Start DATA LISTING

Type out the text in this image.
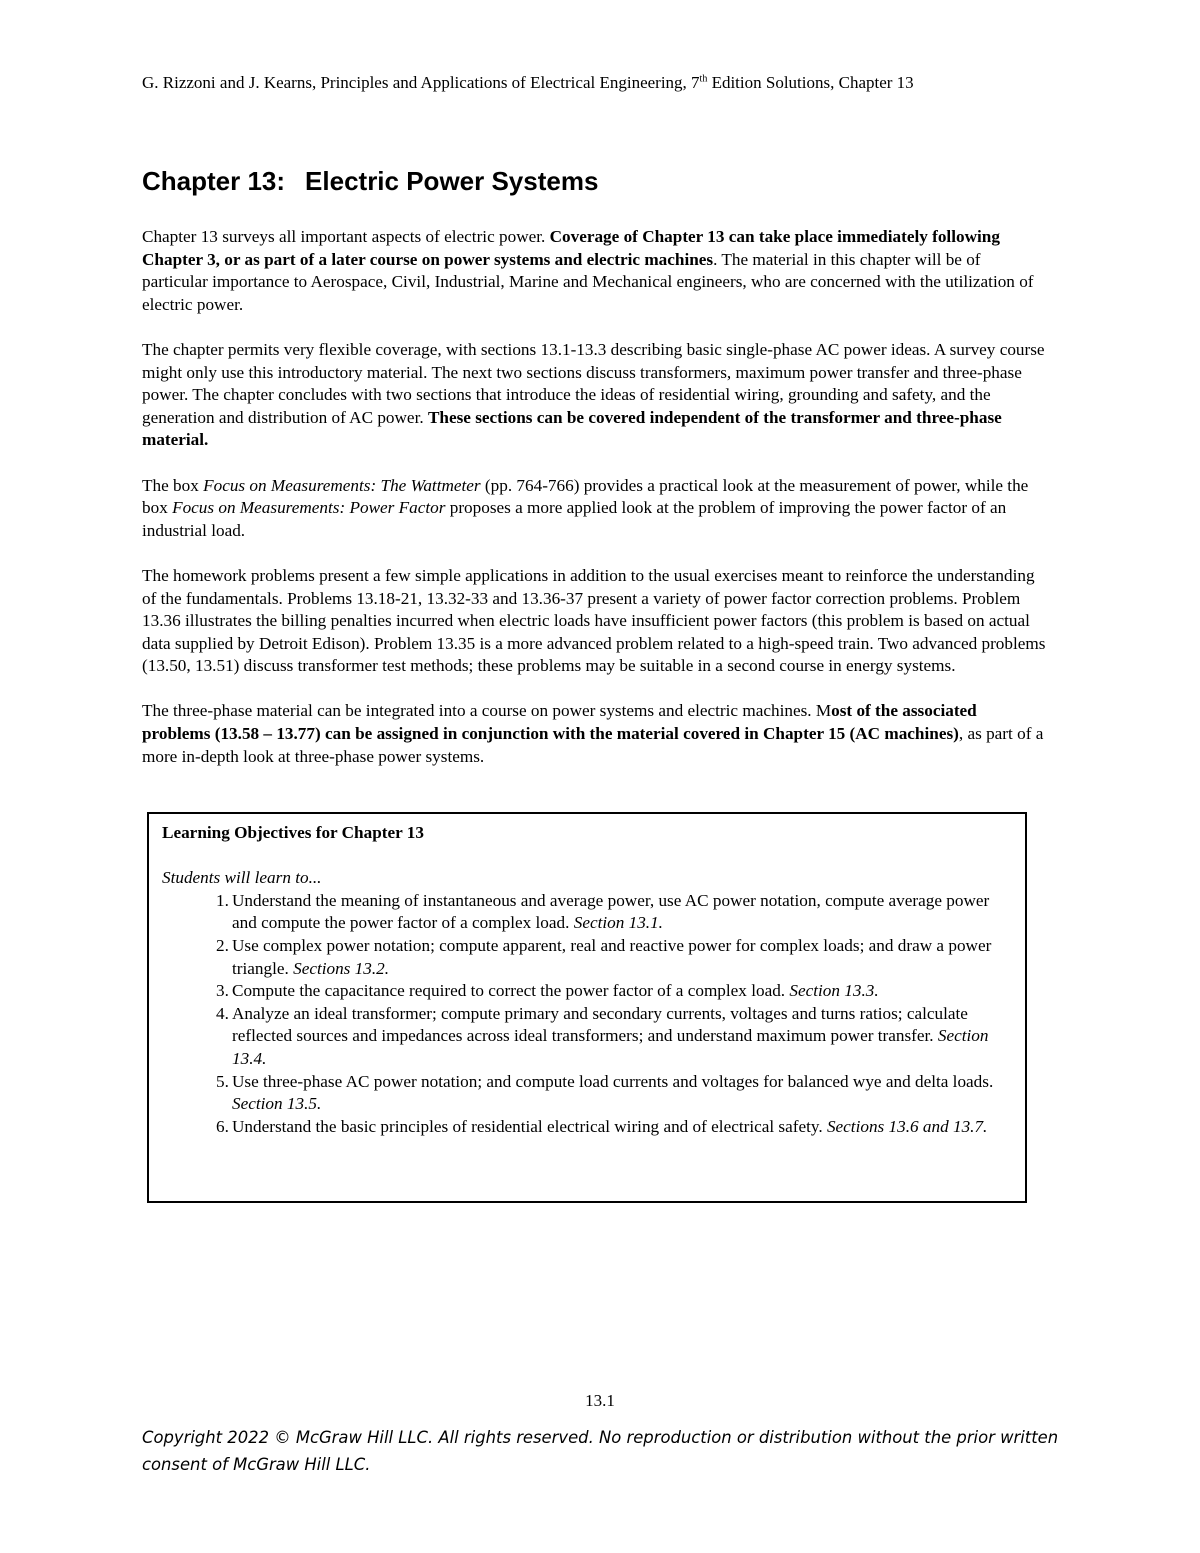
G. Rizzoni and J. Kearns, Principles and Applications of Electrical Engineering, 7th Edition Solutions, Chapter 13
Chapter 13: Electric Power Systems

Chapter 13 surveys all important aspects of electric power. Coverage of Chapter 13 can take place immediately following Chapter 3, or as part of a later course on power systems and electric machines. The material in this chapter will be of particular importance to Aerospace, Civil, Industrial, Marine and Mechanical engineers, who are concerned with the utilization of electric power.

The chapter permits very flexible coverage, with sections 13.1-13.3 describing basic single-phase AC power ideas. A survey course might only use this introductory material. The next two sections discuss transformers, maximum power transfer and three-phase power. The chapter concludes with two sections that introduce the ideas of residential wiring, grounding and safety, and the generation and distribution of AC power. These sections can be covered independent of the transformer and three-phase material.

The box Focus on Measurements: The Wattmeter (pp. 764-766) provides a practical look at the measurement of power, while the box Focus on Measurements: Power Factor proposes a more applied look at the problem of improving the power factor of an industrial load.

The homework problems present a few simple applications in addition to the usual exercises meant to reinforce the understanding of the fundamentals. Problems 13.18-21, 13.32-33 and 13.36-37 present a variety of power factor correction problems. Problem 13.36 illustrates the billing penalties incurred when electric loads have insufficient power factors (this problem is based on actual data supplied by Detroit Edison). Problem 13.35 is a more advanced problem related to a high-speed train. Two advanced problems (13.50, 13.51) discuss transformer test methods; these problems may be suitable in a second course in energy systems.

The three-phase material can be integrated into a course on power systems and electric machines. Most of the associated problems (13.58 – 13.77) can be assigned in conjunction with the material covered in Chapter 15 (AC machines), as part of a more in-depth look at three-phase power systems.

Learning Objectives for Chapter 13
Students will learn to...
1. Understand the meaning of instantaneous and average power, use AC power notation, compute average power and compute the power factor of a complex load. Section 13.1.
2. Use complex power notation; compute apparent, real and reactive power for complex loads; and draw a power triangle. Sections 13.2.
3. Compute the capacitance required to correct the power factor of a complex load. Section 13.3.
4. Analyze an ideal transformer; compute primary and secondary currents, voltages and turns ratios; calculate reflected sources and impedances across ideal transformers; and understand maximum power transfer. Section 13.4.
5. Use three-phase AC power notation; and compute load currents and voltages for balanced wye and delta loads. Section 13.5.
6. Understand the basic principles of residential electrical wiring and of electrical safety. Sections 13.6 and 13.7.
13.1
Copyright 2022 © McGraw Hill LLC. All rights reserved. No reproduction or distribution without the prior written consent of McGraw Hill LLC.
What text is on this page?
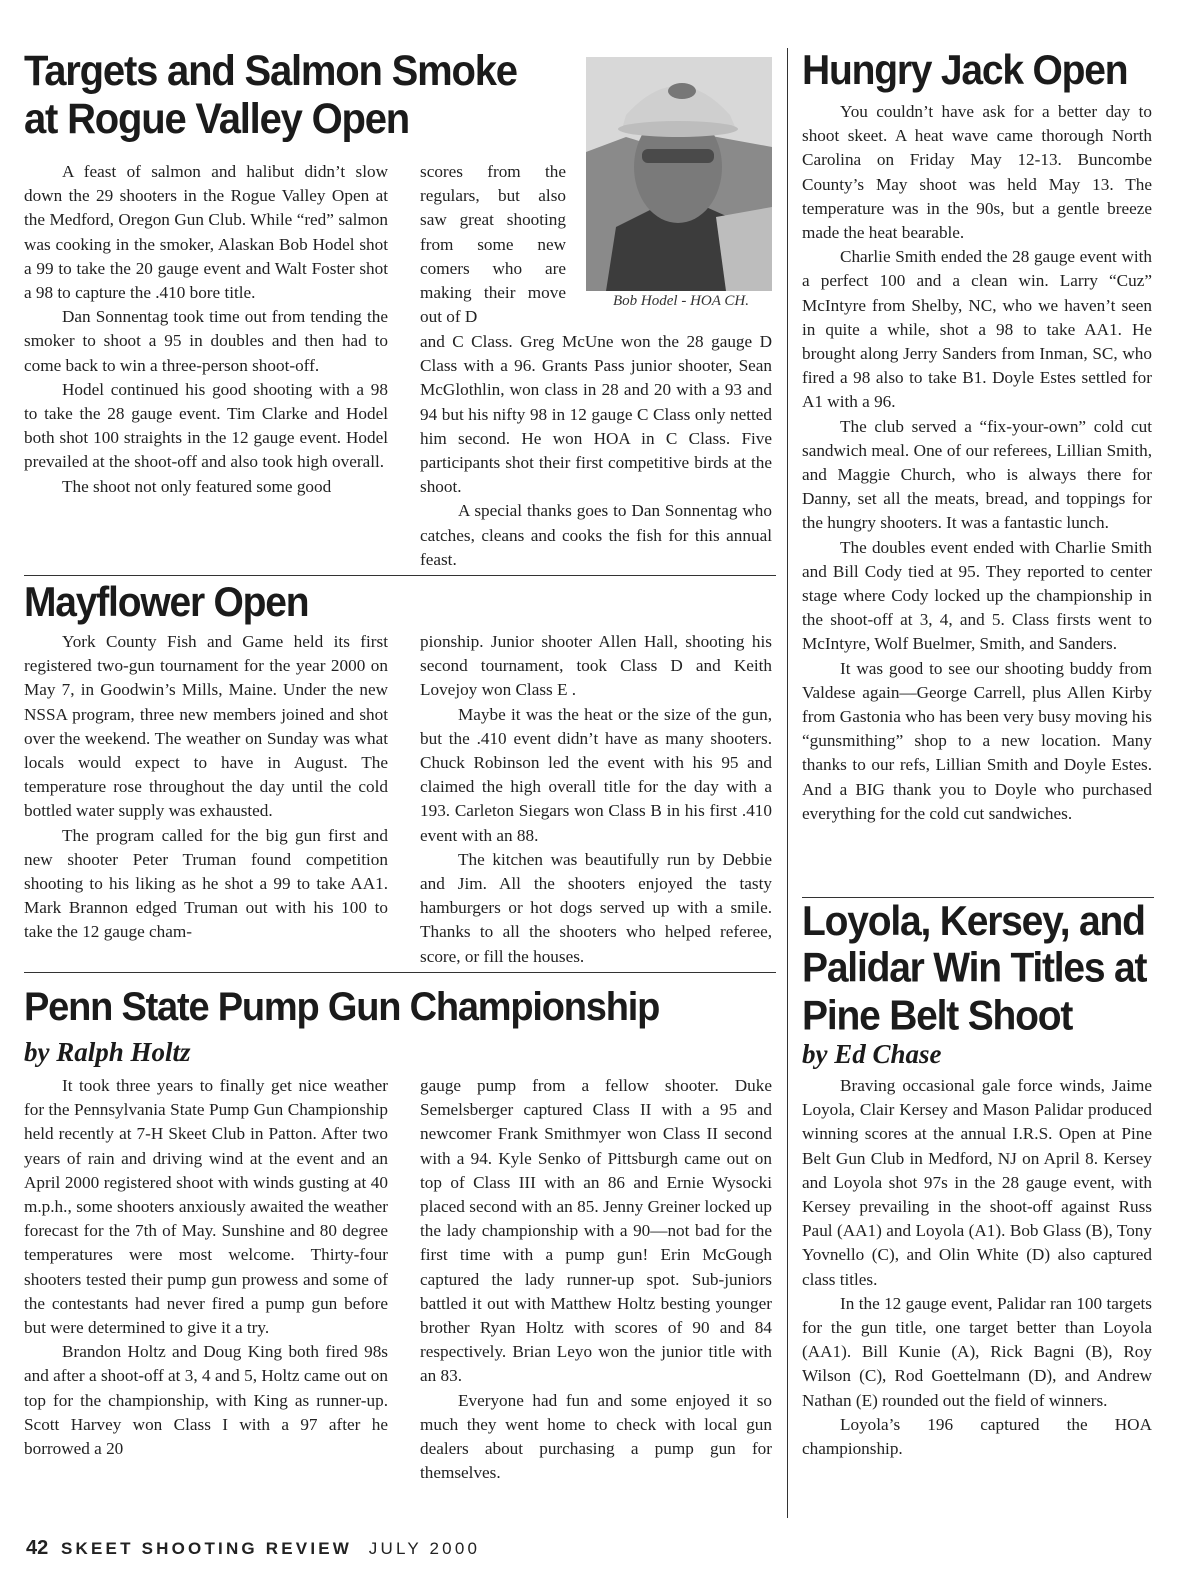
Targets and Salmon Smoke
at Rogue Valley Open

A feast of salmon and halibut didn’t slow down the 29 shooters in the Rogue Valley Open at the Medford, Oregon Gun Club. While “red” salmon was cooking in the smoker, Alaskan Bob Hodel shot a 99 to take the 20 gauge event and Walt Foster shot a 98 to capture the .410 bore title.

Dan Sonnentag took time out from tending the smoker to shoot a 95 in doubles and then had to come back to win a three-person shoot-off.

Hodel continued his good shooting with a 98 to take the 28 gauge event. Tim Clarke and Hodel both shot 100 straights in the 12 gauge event. Hodel prevailed at the shoot-off and also took high overall.

The shoot not only featured some good

scores from the regulars, but also saw great shooting from some new comers who are making their move out of D

and C Class. Greg McUne won the 28 gauge D Class with a 96. Grants Pass junior shooter, Sean McGlothlin, won class in 28 and 20 with a 93 and 94 but his nifty 98 in 12 gauge C Class only netted him second. He won HOA in C Class. Five participants shot their first competitive birds at the shoot.

A special thanks goes to Dan Sonnentag who catches, cleans and cooks the fish for this annual feast.

Bob Hodel - HOA CH.
Mayflower Open

York County Fish and Game held its first registered two-gun tournament for the year 2000 on May 7, in Goodwin’s Mills, Maine. Under the new NSSA program, three new members joined and shot over the weekend. The weather on Sunday was what locals would expect to have in August. The temperature rose throughout the day until the cold bottled water supply was exhausted.

The program called for the big gun first and new shooter Peter Truman found competition shooting to his liking as he shot a 99 to take AA1. Mark Brannon edged Truman out with his 100 to take the 12 gauge cham-

pionship. Junior shooter Allen Hall, shooting his second tournament, took Class D and Keith Lovejoy won Class E .

Maybe it was the heat or the size of the gun, but the .410 event didn’t have as many shooters. Chuck Robinson led the event with his 95 and claimed the high overall title for the day with a 193. Carleton Siegars won Class B in his first .410 event with an 88.

The kitchen was beautifully run by Debbie and Jim. All the shooters enjoyed the tasty hamburgers or hot dogs served up with a smile. Thanks to all the shooters who helped referee, score, or fill the houses.

Penn State Pump Gun Championship
by Ralph Holtz

It took three years to finally get nice weather for the Pennsylvania State Pump Gun Championship held recently at 7-H Skeet Club in Patton. After two years of rain and driving wind at the event and an April 2000 registered shoot with winds gusting at 40 m.p.h., some shooters anxiously awaited the weather forecast for the 7th of May. Sunshine and 80 degree temperatures were most welcome. Thirty-four shooters tested their pump gun prowess and some of the contestants had never fired a pump gun before but were determined to give it a try.

Brandon Holtz and Doug King both fired 98s and after a shoot-off at 3, 4 and 5, Holtz came out on top for the championship, with King as runner-up. Scott Harvey won Class I with a 97 after he borrowed a 20

gauge pump from a fellow shooter. Duke Semelsberger captured Class II with a 95 and newcomer Frank Smithmyer won Class II second with a 94. Kyle Senko of Pittsburgh came out on top of Class III with an 86 and Ernie Wysocki placed second with an 85. Jenny Greiner locked up the lady championship with a 90—not bad for the first time with a pump gun! Erin McGough captured the lady runner-up spot. Sub-juniors battled it out with Matthew Holtz besting younger brother Ryan Holtz with scores of 90 and 84 respectively. Brian Leyo won the junior title with an 83.

Everyone had fun and some enjoyed it so much they went home to check with local gun dealers about purchasing a pump gun for themselves.

Hungry Jack Open

You couldn’t have ask for a better day to shoot skeet. A heat wave came thorough North Carolina on Friday May 12-13. Buncombe County’s May shoot was held May 13. The temperature was in the 90s, but a gentle breeze made the heat bearable.

Charlie Smith ended the 28 gauge event with a perfect 100 and a clean win. Larry “Cuz” McIntyre from Shelby, NC, who we haven’t seen in quite a while, shot a 98 to take AA1. He brought along Jerry Sanders from Inman, SC, who fired a 98 also to take B1. Doyle Estes settled for A1 with a 96.

The club served a “fix-your-own” cold cut sandwich meal. One of our referees, Lillian Smith, and Maggie Church, who is always there for Danny, set all the meats, bread, and toppings for the hungry shooters. It was a fantastic lunch.

The doubles event ended with Charlie Smith and Bill Cody tied at 95. They reported to center stage where Cody locked up the championship in the shoot-off at 3, 4, and 5. Class firsts went to McIntyre, Wolf Buelmer, Smith, and Sanders.

It was good to see our shooting buddy from Valdese again—George Carrell, plus Allen Kirby from Gastonia who has been very busy moving his “gunsmithing” shop to a new location. Many thanks to our refs, Lillian Smith and Doyle Estes. And a BIG thank you to Doyle who purchased everything for the cold cut sandwiches.

Loyola, Kersey, and
Palidar Win Titles at
Pine Belt Shoot
by Ed Chase

Braving occasional gale force winds, Jaime Loyola, Clair Kersey and Mason Palidar produced winning scores at the annual I.R.S. Open at Pine Belt Gun Club in Medford, NJ on April 8. Kersey and Loyola shot 97s in the 28 gauge event, with Kersey prevailing in the shoot-off against Russ Paul (AA1) and Loyola (A1). Bob Glass (B), Tony Yovnello (C), and Olin White (D) also captured class titles.

In the 12 gauge event, Palidar ran 100 targets for the gun title, one target better than Loyola (AA1). Bill Kunie (A), Rick Bagni (B), Roy Wilson (C), Rod Goettelmann (D), and Andrew Nathan (E) rounded out the field of winners.

Loyola’s 196 captured the HOA championship.

42 SKEET SHOOTING REVIEW JULY 2000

End DATA LISTING

Print the records above exactly as they stand, but leave out the pictures.

WRITTEN RESPONSE:
Type out the text in this image.
G. Rizzoni and J. Kearns, Principles and Applications of Electrical Engineering, 7th Edition Solutions, Chapter 13
Chapter 13: Electric Power Systems

Chapter 13 surveys all important aspects of electric power. Coverage of Chapter 13 can take place immediately following Chapter 3, or as part of a later course on power systems and electric machines. The material in this chapter will be of particular importance to Aerospace, Civil, Industrial, Marine and Mechanical engineers, who are concerned with the utilization of electric power.

The chapter permits very flexible coverage, with sections 13.1-13.3 describing basic single-phase AC power ideas. A survey course might only use this introductory material. The next two sections discuss transformers, maximum power transfer and three-phase power. The chapter concludes with two sections that introduce the ideas of residential wiring, grounding and safety, and the generation and distribution of AC power. These sections can be covered independent of the transformer and three-phase material.

The box Focus on Measurements: The Wattmeter (pp. 764-766) provides a practical look at the measurement of power, while the box Focus on Measurements: Power Factor proposes a more applied look at the problem of improving the power factor of an industrial load.

The homework problems present a few simple applications in addition to the usual exercises meant to reinforce the understanding of the fundamentals. Problems 13.18-21, 13.32-33 and 13.36-37 present a variety of power factor correction problems. Problem 13.36 illustrates the billing penalties incurred when electric loads have insufficient power factors (this problem is based on actual data supplied by Detroit Edison). Problem 13.35 is a more advanced problem related to a high-speed train. Two advanced problems (13.50, 13.51) discuss transformer test methods; these problems may be suitable in a second course in energy systems.

The three-phase material can be integrated into a course on power systems and electric machines. Most of the associated problems (13.58 – 13.77) can be assigned in conjunction with the material covered in Chapter 15 (AC machines), as part of a more in-depth look at three-phase power systems.

Learning Objectives for Chapter 13
Students will learn to...
1. Understand the meaning of instantaneous and average power, use AC power notation, compute average power and compute the power factor of a complex load. Section 13.1.
2. Use complex power notation; compute apparent, real and reactive power for complex loads; and draw a power triangle. Sections 13.2.
3. Compute the capacitance required to correct the power factor of a complex load. Section 13.3.
4. Analyze an ideal transformer; compute primary and secondary currents, voltages and turns ratios; calculate reflected sources and impedances across ideal transformers; and understand maximum power transfer. Section 13.4.
5. Use three-phase AC power notation; and compute load currents and voltages for balanced wye and delta loads. Section 13.5.
6. Understand the basic principles of residential electrical wiring and of electrical safety. Sections 13.6 and 13.7.
13.1
Copyright 2022 © McGraw Hill LLC. All rights reserved. No reproduction or distribution without the prior written consent of McGraw Hill LLC.
What text is on this page?
Targets and Salmon Smoke
at Rogue Valley Open

A feast of salmon and halibut didn’t slow down the 29 shooters in the Rogue Valley Open at the Medford, Oregon Gun Club. While “red” salmon was cooking in the smoker, Alaskan Bob Hodel shot a 99 to take the 20 gauge event and Walt Foster shot a 98 to capture the .410 bore title.

Dan Sonnentag took time out from tending the smoker to shoot a 95 in doubles and then had to come back to win a three-person shoot-off.

Hodel continued his good shooting with a 98 to take the 28 gauge event. Tim Clarke and Hodel both shot 100 straights in the 12 gauge event. Hodel prevailed at the shoot-off and also took high overall.

The shoot not only featured some good

scores from the regulars, but also saw great shooting from some new comers who are making their move out of D

and C Class. Greg McUne won the 28 gauge D Class with a 96. Grants Pass junior shooter, Sean McGlothlin, won class in 28 and 20 with a 93 and 94 but his nifty 98 in 12 gauge C Class only netted him second. He won HOA in C Class. Five participants shot their first competitive birds at the shoot.

A special thanks goes to Dan Sonnentag who catches, cleans and cooks the fish for this annual feast.

Bob Hodel - HOA CH.
Mayflower Open

York County Fish and Game held its first registered two-gun tournament for the year 2000 on May 7, in Goodwin’s Mills, Maine. Under the new NSSA program, three new members joined and shot over the weekend. The weather on Sunday was what locals would expect to have in August. The temperature rose throughout the day until the cold bottled water supply was exhausted.

The program called for the big gun first and new shooter Peter Truman found competition shooting to his liking as he shot a 99 to take AA1. Mark Brannon edged Truman out with his 100 to take the 12 gauge cham-

pionship. Junior shooter Allen Hall, shooting his second tournament, took Class D and Keith Lovejoy won Class E .

Maybe it was the heat or the size of the gun, but the .410 event didn’t have as many shooters. Chuck Robinson led the event with his 95 and claimed the high overall title for the day with a 193. Carleton Siegars won Class B in his first .410 event with an 88.

The kitchen was beautifully run by Debbie and Jim. All the shooters enjoyed the tasty hamburgers or hot dogs served up with a smile. Thanks to all the shooters who helped referee, score, or fill the houses.

Penn State Pump Gun Championship
by Ralph Holtz

It took three years to finally get nice weather for the Pennsylvania State Pump Gun Championship held recently at 7-H Skeet Club in Patton. After two years of rain and driving wind at the event and an April 2000 registered shoot with winds gusting at 40 m.p.h., some shooters anxiously awaited the weather forecast for the 7th of May. Sunshine and 80 degree temperatures were most welcome. Thirty-four shooters tested their pump gun prowess and some of the contestants had never fired a pump gun before but were determined to give it a try.

Brandon Holtz and Doug King both fired 98s and after a shoot-off at 3, 4 and 5, Holtz came out on top for the championship, with King as runner-up. Scott Harvey won Class I with a 97 after he borrowed a 20

gauge pump from a fellow shooter. Duke Semelsberger captured Class II with a 95 and newcomer Frank Smithmyer won Class II second with a 94. Kyle Senko of Pittsburgh came out on top of Class III with an 86 and Ernie Wysocki placed second with an 85. Jenny Greiner locked up the lady championship with a 90—not bad for the first time with a pump gun! Erin McGough captured the lady runner-up spot. Sub-juniors battled it out with Matthew Holtz besting younger brother Ryan Holtz with scores of 90 and 84 respectively. Brian Leyo won the junior title with an 83.

Everyone had fun and some enjoyed it so much they went home to check with local gun dealers about purchasing a pump gun for themselves.

Hungry Jack Open

You couldn’t have ask for a better day to shoot skeet. A heat wave came thorough North Carolina on Friday May 12-13. Buncombe County’s May shoot was held May 13. The temperature was in the 90s, but a gentle breeze made the heat bearable.

Charlie Smith ended the 28 gauge event with a perfect 100 and a clean win. Larry “Cuz” McIntyre from Shelby, NC, who we haven’t seen in quite a while, shot a 98 to take AA1. He brought along Jerry Sanders from Inman, SC, who fired a 98 also to take B1. Doyle Estes settled for A1 with a 96.

The club served a “fix-your-own” cold cut sandwich meal. One of our referees, Lillian Smith, and Maggie Church, who is always there for Danny, set all the meats, bread, and toppings for the hungry shooters. It was a fantastic lunch.

The doubles event ended with Charlie Smith and Bill Cody tied at 95. They reported to center stage where Cody locked up the championship in the shoot-off at 3, 4, and 5. Class firsts went to McIntyre, Wolf Buelmer, Smith, and Sanders.

It was good to see our shooting buddy from Valdese again—George Carrell, plus Allen Kirby from Gastonia who has been very busy moving his “gunsmithing” shop to a new location. Many thanks to our refs, Lillian Smith and Doyle Estes. And a BIG thank you to Doyle who purchased everything for the cold cut sandwiches.

Loyola, Kersey, and
Palidar Win Titles at
Pine Belt Shoot
by Ed Chase

Braving occasional gale force winds, Jaime Loyola, Clair Kersey and Mason Palidar produced winning scores at the annual I.R.S. Open at Pine Belt Gun Club in Medford, NJ on April 8. Kersey and Loyola shot 97s in the 28 gauge event, with Kersey prevailing in the shoot-off against Russ Paul (AA1) and Loyola (A1). Bob Glass (B), Tony Yovnello (C), and Olin White (D) also captured class titles.

In the 12 gauge event, Palidar ran 100 targets for the gun title, one target better than Loyola (AA1). Bill Kunie (A), Rick Bagni (B), Roy Wilson (C), Rod Goettelmann (D), and Andrew Nathan (E) rounded out the field of winners.

Loyola’s 196 captured the HOA championship.

42 SKEET SHOOTING REVIEW JULY 2000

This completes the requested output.